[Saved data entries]
(begin)
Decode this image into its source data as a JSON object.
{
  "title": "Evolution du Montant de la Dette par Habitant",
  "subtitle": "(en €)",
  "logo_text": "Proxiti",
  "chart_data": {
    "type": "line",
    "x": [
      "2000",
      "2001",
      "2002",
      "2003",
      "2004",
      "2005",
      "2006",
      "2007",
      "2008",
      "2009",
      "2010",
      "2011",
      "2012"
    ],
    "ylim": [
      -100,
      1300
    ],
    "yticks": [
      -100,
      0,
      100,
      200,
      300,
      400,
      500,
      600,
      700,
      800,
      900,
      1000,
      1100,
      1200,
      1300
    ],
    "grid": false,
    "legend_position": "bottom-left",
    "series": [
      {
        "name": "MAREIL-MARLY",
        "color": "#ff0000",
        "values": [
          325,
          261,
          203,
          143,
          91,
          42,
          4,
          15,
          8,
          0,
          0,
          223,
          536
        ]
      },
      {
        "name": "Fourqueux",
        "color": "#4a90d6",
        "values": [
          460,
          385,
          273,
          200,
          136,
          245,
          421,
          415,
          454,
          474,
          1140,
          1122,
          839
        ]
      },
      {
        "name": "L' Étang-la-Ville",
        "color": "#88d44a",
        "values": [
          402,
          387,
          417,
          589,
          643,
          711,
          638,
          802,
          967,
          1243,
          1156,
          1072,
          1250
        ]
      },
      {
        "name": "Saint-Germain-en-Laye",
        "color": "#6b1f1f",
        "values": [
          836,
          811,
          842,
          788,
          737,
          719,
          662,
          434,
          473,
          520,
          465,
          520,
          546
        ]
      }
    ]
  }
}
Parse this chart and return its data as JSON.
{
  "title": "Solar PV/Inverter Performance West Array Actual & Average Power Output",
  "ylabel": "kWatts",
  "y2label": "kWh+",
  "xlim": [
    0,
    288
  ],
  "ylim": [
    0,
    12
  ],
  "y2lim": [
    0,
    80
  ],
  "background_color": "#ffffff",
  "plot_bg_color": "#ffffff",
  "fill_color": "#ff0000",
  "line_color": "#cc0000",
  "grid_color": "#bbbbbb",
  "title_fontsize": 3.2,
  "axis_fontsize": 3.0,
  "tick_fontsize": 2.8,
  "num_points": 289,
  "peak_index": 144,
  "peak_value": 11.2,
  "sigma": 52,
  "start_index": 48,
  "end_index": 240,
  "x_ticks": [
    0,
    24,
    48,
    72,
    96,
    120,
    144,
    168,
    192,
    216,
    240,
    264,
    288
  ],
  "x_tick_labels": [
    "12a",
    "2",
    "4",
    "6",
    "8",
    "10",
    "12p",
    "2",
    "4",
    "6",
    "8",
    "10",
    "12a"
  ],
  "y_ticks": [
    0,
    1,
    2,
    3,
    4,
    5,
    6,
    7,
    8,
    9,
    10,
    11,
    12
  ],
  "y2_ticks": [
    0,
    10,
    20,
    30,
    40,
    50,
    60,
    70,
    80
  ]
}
(end)
### What to do:
Work out how many lines above contain the word "this". Give only the number.

### Finished exercise:
2